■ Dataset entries
________________________

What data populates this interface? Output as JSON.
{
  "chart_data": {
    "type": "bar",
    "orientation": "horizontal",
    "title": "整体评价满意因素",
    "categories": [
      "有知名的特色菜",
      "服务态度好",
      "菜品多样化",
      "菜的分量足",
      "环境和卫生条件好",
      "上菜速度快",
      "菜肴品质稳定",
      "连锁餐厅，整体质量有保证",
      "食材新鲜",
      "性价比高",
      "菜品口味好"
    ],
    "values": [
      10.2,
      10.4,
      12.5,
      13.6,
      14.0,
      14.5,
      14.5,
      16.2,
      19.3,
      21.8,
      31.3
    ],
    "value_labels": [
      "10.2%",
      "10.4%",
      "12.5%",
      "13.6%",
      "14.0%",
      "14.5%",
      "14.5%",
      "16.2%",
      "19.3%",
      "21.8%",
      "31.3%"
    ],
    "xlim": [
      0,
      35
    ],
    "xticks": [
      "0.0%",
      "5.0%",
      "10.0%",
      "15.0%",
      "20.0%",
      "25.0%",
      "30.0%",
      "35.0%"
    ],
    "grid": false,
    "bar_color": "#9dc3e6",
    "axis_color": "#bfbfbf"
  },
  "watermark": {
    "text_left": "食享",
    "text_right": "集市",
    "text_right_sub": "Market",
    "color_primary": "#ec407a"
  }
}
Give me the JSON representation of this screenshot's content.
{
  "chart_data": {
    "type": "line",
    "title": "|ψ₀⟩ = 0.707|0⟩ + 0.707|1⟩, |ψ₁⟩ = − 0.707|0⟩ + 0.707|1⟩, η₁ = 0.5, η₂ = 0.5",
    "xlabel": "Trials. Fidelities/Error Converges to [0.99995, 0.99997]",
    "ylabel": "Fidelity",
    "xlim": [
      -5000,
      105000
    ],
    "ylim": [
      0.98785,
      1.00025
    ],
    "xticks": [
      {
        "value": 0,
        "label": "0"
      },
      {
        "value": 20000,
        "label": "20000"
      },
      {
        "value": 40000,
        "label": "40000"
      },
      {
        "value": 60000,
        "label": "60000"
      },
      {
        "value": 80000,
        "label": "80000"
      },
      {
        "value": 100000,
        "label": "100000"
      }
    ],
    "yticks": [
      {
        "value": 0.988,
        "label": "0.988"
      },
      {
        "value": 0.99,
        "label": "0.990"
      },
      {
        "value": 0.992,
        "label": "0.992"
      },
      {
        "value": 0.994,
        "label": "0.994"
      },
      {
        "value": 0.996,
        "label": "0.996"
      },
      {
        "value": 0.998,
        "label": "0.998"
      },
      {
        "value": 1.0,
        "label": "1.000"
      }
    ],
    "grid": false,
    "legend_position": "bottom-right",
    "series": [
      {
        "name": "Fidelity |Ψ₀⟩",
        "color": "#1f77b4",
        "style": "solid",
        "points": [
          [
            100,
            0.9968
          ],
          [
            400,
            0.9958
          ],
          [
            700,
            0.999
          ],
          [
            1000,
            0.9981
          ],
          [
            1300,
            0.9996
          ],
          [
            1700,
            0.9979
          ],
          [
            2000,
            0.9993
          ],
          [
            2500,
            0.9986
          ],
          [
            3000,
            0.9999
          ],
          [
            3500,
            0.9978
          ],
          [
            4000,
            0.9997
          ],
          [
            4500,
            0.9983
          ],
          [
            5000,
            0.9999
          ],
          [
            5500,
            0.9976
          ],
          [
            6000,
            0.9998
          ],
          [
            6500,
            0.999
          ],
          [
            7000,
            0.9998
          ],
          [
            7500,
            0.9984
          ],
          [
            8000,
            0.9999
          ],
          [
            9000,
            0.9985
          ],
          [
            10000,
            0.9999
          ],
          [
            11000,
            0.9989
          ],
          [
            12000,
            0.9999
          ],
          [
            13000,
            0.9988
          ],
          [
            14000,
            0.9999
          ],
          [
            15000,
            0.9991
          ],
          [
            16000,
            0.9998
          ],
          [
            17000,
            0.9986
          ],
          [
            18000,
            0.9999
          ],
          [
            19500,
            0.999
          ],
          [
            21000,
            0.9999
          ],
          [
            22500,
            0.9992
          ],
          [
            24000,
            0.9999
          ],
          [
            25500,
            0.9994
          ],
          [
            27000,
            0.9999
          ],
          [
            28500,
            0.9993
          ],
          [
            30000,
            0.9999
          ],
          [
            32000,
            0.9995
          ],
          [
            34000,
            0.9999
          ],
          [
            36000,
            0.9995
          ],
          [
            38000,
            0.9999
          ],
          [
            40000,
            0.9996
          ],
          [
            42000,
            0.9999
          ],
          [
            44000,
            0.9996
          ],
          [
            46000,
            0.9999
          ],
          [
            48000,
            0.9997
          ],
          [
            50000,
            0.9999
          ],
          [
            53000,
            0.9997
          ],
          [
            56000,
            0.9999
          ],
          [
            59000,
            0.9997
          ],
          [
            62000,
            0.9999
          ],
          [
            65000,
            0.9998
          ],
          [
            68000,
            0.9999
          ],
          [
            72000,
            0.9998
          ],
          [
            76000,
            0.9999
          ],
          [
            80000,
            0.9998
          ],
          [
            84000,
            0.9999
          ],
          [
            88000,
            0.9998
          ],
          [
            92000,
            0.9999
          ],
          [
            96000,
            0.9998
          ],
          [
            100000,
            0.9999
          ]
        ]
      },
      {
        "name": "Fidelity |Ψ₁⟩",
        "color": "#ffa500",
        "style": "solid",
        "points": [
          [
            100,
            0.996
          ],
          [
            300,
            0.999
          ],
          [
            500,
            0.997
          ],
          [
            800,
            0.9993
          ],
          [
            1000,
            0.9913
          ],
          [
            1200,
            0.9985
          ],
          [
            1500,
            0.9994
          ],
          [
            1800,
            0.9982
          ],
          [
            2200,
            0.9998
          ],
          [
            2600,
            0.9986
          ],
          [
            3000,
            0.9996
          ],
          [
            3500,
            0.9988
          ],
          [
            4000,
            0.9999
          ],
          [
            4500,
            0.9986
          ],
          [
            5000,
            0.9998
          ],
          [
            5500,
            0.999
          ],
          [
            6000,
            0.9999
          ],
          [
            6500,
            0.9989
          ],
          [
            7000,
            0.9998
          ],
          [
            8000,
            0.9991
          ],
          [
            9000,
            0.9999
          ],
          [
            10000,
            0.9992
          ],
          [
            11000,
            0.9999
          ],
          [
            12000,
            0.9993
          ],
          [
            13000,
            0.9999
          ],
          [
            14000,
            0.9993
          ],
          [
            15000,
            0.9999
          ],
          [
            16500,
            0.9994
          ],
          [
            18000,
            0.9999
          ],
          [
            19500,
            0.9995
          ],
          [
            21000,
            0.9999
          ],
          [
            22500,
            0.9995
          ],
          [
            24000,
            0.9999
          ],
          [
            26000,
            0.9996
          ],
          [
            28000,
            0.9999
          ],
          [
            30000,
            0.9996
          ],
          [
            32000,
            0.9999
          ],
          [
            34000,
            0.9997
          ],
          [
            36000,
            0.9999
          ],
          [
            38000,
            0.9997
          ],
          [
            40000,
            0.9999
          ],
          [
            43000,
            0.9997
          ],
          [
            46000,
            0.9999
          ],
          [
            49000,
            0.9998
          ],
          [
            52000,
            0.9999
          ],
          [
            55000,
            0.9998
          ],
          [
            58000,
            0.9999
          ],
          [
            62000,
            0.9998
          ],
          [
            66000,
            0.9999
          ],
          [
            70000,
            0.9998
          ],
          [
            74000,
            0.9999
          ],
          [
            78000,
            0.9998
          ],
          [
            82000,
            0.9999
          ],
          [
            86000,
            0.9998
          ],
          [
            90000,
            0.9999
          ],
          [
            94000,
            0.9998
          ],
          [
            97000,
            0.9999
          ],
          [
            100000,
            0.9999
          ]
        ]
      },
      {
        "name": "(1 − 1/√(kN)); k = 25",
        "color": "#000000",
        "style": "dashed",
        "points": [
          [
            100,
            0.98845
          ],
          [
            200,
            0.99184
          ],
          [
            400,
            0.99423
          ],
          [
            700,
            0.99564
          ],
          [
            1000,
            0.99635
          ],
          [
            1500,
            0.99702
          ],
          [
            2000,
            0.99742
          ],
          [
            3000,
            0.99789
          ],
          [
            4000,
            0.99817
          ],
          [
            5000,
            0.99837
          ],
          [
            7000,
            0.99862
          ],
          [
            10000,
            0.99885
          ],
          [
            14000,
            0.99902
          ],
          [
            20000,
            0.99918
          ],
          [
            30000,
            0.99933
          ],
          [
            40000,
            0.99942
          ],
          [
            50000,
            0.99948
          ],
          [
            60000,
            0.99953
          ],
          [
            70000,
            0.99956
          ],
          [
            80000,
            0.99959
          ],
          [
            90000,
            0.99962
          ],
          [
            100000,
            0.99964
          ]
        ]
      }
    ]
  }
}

________________________

■ OBJECTIVE
Tally the lines above containing "Fidelity". Answer with the count only.

■ RESULT OF THIS TASK
3